INSTRUCTION = Extract every line of the material below and reproduce it faithfully.

++++ INPUT FOR THIS TASK ++++

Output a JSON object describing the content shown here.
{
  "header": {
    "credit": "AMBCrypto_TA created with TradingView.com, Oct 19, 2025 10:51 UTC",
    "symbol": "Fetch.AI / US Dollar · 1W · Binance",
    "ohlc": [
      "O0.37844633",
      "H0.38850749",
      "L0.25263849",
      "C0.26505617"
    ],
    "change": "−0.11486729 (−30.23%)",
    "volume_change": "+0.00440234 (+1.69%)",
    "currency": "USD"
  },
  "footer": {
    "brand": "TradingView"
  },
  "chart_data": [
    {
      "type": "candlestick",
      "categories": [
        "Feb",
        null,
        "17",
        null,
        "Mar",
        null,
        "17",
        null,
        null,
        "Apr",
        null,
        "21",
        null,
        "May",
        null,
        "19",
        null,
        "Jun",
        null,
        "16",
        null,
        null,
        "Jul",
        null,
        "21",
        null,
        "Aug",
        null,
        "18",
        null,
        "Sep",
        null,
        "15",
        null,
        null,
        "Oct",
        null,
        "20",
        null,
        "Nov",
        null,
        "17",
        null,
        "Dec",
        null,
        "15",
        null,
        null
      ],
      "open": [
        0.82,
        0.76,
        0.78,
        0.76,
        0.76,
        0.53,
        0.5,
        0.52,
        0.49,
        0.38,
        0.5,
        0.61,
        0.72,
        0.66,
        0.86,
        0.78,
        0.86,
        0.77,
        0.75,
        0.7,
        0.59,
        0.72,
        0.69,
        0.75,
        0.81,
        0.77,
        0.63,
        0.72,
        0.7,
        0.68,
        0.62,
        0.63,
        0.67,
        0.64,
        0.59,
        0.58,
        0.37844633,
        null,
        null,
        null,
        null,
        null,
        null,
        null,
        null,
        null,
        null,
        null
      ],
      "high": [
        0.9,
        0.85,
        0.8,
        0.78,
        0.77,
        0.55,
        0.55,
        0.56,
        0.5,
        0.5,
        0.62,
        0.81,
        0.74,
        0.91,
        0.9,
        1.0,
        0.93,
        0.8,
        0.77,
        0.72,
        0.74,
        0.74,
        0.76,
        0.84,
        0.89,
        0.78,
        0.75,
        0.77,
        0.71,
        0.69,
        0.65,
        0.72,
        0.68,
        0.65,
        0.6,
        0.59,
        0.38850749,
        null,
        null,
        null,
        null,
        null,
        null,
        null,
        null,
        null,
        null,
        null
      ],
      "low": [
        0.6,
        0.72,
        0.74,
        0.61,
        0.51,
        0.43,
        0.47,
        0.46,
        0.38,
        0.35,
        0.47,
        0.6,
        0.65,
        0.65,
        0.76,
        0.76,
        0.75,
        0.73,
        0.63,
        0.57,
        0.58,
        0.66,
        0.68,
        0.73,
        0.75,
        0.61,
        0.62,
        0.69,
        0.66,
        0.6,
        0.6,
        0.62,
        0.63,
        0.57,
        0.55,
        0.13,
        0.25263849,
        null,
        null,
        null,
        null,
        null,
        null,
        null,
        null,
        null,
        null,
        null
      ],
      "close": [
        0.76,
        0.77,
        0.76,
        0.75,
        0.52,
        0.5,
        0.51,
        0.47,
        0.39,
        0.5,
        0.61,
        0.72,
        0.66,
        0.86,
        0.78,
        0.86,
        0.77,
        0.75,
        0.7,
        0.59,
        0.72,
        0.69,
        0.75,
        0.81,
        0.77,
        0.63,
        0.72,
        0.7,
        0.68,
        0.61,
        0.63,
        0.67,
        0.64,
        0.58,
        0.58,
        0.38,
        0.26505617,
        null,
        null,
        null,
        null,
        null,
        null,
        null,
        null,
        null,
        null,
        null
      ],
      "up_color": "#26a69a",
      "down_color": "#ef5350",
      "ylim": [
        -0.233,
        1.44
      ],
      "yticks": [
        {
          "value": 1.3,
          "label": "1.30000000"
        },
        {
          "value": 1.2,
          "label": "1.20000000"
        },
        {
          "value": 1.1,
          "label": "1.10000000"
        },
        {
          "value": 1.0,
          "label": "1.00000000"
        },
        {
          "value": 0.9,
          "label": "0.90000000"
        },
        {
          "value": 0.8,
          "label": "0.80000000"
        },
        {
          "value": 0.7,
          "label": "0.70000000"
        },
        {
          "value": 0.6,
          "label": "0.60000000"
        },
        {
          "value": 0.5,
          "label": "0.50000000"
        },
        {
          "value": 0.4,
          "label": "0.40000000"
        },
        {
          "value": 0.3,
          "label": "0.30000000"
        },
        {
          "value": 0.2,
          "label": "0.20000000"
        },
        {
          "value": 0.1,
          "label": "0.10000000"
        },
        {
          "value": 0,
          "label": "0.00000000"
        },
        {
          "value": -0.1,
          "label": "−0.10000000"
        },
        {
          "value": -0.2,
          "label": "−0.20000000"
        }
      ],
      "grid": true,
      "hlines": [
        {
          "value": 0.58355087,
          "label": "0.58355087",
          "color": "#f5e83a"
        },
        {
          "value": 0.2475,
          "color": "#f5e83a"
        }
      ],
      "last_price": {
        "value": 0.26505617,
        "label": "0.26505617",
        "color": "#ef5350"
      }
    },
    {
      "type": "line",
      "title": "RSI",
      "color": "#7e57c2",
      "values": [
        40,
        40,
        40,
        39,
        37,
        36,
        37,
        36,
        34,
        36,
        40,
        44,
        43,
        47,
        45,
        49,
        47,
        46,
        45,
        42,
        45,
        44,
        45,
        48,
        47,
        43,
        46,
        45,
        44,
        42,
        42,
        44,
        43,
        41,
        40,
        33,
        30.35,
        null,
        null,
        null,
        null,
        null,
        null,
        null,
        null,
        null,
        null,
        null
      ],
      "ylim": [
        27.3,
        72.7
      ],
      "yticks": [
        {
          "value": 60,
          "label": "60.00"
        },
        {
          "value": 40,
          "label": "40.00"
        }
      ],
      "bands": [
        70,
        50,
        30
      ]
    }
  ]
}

++++

FINAL ANSWER =
Output a JSON object describing the content shown here.
{
  "header": {
    "credit": "AMBCrypto_TA created with TradingView.com, Oct 19, 2025 10:51 UTC",
    "symbol": "Fetch.AI / US Dollar · 1W · Binance",
    "ohlc": [
      "O0.37844633",
      "H0.38850749",
      "L0.25263849",
      "C0.26505617"
    ],
    "change": "−0.11486729 (−30.23%)",
    "volume_change": "+0.00440234 (+1.69%)",
    "currency": "USD"
  },
  "footer": {
    "brand": "TradingView"
  },
  "chart_data": [
    {
      "type": "candlestick",
      "categories": [
        "Feb",
        null,
        "17",
        null,
        "Mar",
        null,
        "17",
        null,
        null,
        "Apr",
        null,
        "21",
        null,
        "May",
        null,
        "19",
        null,
        "Jun",
        null,
        "16",
        null,
        null,
        "Jul",
        null,
        "21",
        null,
        "Aug",
        null,
        "18",
        null,
        "Sep",
        null,
        "15",
        null,
        null,
        "Oct",
        null,
        "20",
        null,
        "Nov",
        null,
        "17",
        null,
        "Dec",
        null,
        "15",
        null,
        null
      ],
      "open": [
        0.82,
        0.76,
        0.78,
        0.76,
        0.76,
        0.53,
        0.5,
        0.52,
        0.49,
        0.38,
        0.5,
        0.61,
        0.72,
        0.66,
        0.86,
        0.78,
        0.86,
        0.77,
        0.75,
        0.7,
        0.59,
        0.72,
        0.69,
        0.75,
        0.81,
        0.77,
        0.63,
        0.72,
        0.7,
        0.68,
        0.62,
        0.63,
        0.67,
        0.64,
        0.59,
        0.58,
        0.37844633,
        null,
        null,
        null,
        null,
        null,
        null,
        null,
        null,
        null,
        null,
        null
      ],
      "high": [
        0.9,
        0.85,
        0.8,
        0.78,
        0.77,
        0.55,
        0.55,
        0.56,
        0.5,
        0.5,
        0.62,
        0.81,
        0.74,
        0.91,
        0.9,
        1.0,
        0.93,
        0.8,
        0.77,
        0.72,
        0.74,
        0.74,
        0.76,
        0.84,
        0.89,
        0.78,
        0.75,
        0.77,
        0.71,
        0.69,
        0.65,
        0.72,
        0.68,
        0.65,
        0.6,
        0.59,
        0.38850749,
        null,
        null,
        null,
        null,
        null,
        null,
        null,
        null,
        null,
        null,
        null
      ],
      "low": [
        0.6,
        0.72,
        0.74,
        0.61,
        0.51,
        0.43,
        0.47,
        0.46,
        0.38,
        0.35,
        0.47,
        0.6,
        0.65,
        0.65,
        0.76,
        0.76,
        0.75,
        0.73,
        0.63,
        0.57,
        0.58,
        0.66,
        0.68,
        0.73,
        0.75,
        0.61,
        0.62,
        0.69,
        0.66,
        0.6,
        0.6,
        0.62,
        0.63,
        0.57,
        0.55,
        0.13,
        0.25263849,
        null,
        null,
        null,
        null,
        null,
        null,
        null,
        null,
        null,
        null,
        null
      ],
      "close": [
        0.76,
        0.77,
        0.76,
        0.75,
        0.52,
        0.5,
        0.51,
        0.47,
        0.39,
        0.5,
        0.61,
        0.72,
        0.66,
        0.86,
        0.78,
        0.86,
        0.77,
        0.75,
        0.7,
        0.59,
        0.72,
        0.69,
        0.75,
        0.81,
        0.77,
        0.63,
        0.72,
        0.7,
        0.68,
        0.61,
        0.63,
        0.67,
        0.64,
        0.58,
        0.58,
        0.38,
        0.26505617,
        null,
        null,
        null,
        null,
        null,
        null,
        null,
        null,
        null,
        null,
        null
      ],
      "up_color": "#26a69a",
      "down_color": "#ef5350",
      "ylim": [
        -0.233,
        1.44
      ],
      "yticks": [
        {
          "value": 1.3,
          "label": "1.30000000"
        },
        {
          "value": 1.2,
          "label": "1.20000000"
        },
        {
          "value": 1.1,
          "label": "1.10000000"
        },
        {
          "value": 1.0,
          "label": "1.00000000"
        },
        {
          "value": 0.9,
          "label": "0.90000000"
        },
        {
          "value": 0.8,
          "label": "0.80000000"
        },
        {
          "value": 0.7,
          "label": "0.70000000"
        },
        {
          "value": 0.6,
          "label": "0.60000000"
        },
        {
          "value": 0.5,
          "label": "0.50000000"
        },
        {
          "value": 0.4,
          "label": "0.40000000"
        },
        {
          "value": 0.3,
          "label": "0.30000000"
        },
        {
          "value": 0.2,
          "label": "0.20000000"
        },
        {
          "value": 0.1,
          "label": "0.10000000"
        },
        {
          "value": 0,
          "label": "0.00000000"
        },
        {
          "value": -0.1,
          "label": "−0.10000000"
        },
        {
          "value": -0.2,
          "label": "−0.20000000"
        }
      ],
      "grid": true,
      "hlines": [
        {
          "value": 0.58355087,
          "label": "0.58355087",
          "color": "#f5e83a"
        },
        {
          "value": 0.2475,
          "color": "#f5e83a"
        }
      ],
      "last_price": {
        "value": 0.26505617,
        "label": "0.26505617",
        "color": "#ef5350"
      }
    },
    {
      "type": "line",
      "title": "RSI",
      "color": "#7e57c2",
      "values": [
        40,
        40,
        40,
        39,
        37,
        36,
        37,
        36,
        34,
        36,
        40,
        44,
        43,
        47,
        45,
        49,
        47,
        46,
        45,
        42,
        45,
        44,
        45,
        48,
        47,
        43,
        46,
        45,
        44,
        42,
        42,
        44,
        43,
        41,
        40,
        33,
        30.35,
        null,
        null,
        null,
        null,
        null,
        null,
        null,
        null,
        null,
        null,
        null
      ],
      "ylim": [
        27.3,
        72.7
      ],
      "yticks": [
        {
          "value": 60,
          "label": "60.00"
        },
        {
          "value": 40,
          "label": "40.00"
        }
      ],
      "bands": [
        70,
        50,
        30
      ]
    }
  ]
}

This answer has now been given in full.